Quoted passage:
──────
This information could be marks scored by students, temperatures of different cities, points scored in matches, etc.
The information that is collected is called data.
Once the data is collected, we have to represent it in a meaningful manner so that it can be easily understood.
The data should be organised in such a way that all its features are summarized in a table.
This will help us understand all the features just by a glance.
So, how do we go about doing this?
Well, frequency distribution is one of the ways to organise data.
We will learn all about it here.
What is Frequency Distribution?
Frequency Distribution: Definition
In statistics, frequency refers to the number of times a value occurs.
Thus, frequency distribution refers to a table that shows an item and its frequency.
Let's consider an example to understand this better.
A school conducted a blood donation camp.
The blood groups of 30 students were recorded as follows.
We can represent this data in a tabular form.
This table is known as a frequency distribution table.
──────
Data records:
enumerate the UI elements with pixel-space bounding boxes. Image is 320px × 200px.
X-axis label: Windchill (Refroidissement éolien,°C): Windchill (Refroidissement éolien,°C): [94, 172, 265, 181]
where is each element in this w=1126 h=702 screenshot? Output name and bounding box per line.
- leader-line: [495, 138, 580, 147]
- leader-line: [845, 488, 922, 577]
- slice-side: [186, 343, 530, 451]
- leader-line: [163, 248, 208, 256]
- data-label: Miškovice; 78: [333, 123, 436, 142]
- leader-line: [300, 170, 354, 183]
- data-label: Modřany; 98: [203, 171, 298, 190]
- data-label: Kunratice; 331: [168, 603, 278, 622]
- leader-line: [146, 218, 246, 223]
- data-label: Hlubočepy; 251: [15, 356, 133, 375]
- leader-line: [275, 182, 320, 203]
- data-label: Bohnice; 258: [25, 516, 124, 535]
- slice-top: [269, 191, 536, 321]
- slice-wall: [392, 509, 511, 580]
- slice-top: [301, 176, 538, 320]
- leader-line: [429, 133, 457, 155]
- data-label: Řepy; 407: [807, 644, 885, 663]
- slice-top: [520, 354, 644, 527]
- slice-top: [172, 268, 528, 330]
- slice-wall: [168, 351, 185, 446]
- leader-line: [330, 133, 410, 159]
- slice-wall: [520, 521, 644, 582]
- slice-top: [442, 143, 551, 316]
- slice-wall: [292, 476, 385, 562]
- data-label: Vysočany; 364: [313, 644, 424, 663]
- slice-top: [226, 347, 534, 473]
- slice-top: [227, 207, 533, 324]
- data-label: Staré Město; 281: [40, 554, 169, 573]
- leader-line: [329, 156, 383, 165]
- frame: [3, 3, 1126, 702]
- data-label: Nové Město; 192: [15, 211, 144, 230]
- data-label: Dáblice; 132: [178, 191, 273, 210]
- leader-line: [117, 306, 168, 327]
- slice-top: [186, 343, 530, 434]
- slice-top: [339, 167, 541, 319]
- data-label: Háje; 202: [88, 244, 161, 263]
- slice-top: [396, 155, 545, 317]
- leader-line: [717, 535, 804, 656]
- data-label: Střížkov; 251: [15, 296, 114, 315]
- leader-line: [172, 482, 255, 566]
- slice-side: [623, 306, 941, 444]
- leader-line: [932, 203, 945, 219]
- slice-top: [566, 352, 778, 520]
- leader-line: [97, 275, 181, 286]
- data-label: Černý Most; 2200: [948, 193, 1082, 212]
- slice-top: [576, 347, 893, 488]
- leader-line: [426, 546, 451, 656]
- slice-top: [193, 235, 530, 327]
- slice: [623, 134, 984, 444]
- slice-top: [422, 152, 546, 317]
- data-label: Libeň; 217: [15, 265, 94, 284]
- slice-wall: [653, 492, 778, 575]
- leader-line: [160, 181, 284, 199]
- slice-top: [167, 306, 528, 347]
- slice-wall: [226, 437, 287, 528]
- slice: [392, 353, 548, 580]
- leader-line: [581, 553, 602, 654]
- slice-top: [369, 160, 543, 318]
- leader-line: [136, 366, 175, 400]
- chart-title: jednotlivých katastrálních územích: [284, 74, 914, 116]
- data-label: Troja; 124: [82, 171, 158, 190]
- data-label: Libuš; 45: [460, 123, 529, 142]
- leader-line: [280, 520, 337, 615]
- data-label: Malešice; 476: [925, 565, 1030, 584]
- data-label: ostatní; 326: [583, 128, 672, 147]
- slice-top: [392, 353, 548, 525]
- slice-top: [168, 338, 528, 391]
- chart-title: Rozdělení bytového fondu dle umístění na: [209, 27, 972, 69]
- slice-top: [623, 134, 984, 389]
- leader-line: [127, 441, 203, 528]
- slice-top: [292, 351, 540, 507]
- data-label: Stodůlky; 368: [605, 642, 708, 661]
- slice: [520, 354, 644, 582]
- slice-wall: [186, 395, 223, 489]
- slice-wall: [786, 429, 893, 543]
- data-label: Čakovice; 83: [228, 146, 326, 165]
──────
What the exercise asks:
Please write out the part of the frequency distribution passage that opens with the words containing "Thus, frequency distribution" and closes with "blood donation camp.". The lines have no connection to the frequency distribution passage.

Task solution:
Thus, frequency distribution refers to a table that shows an item and its frequency.
Let's consider an example to understand this better.
A school conducted a blood donation camp.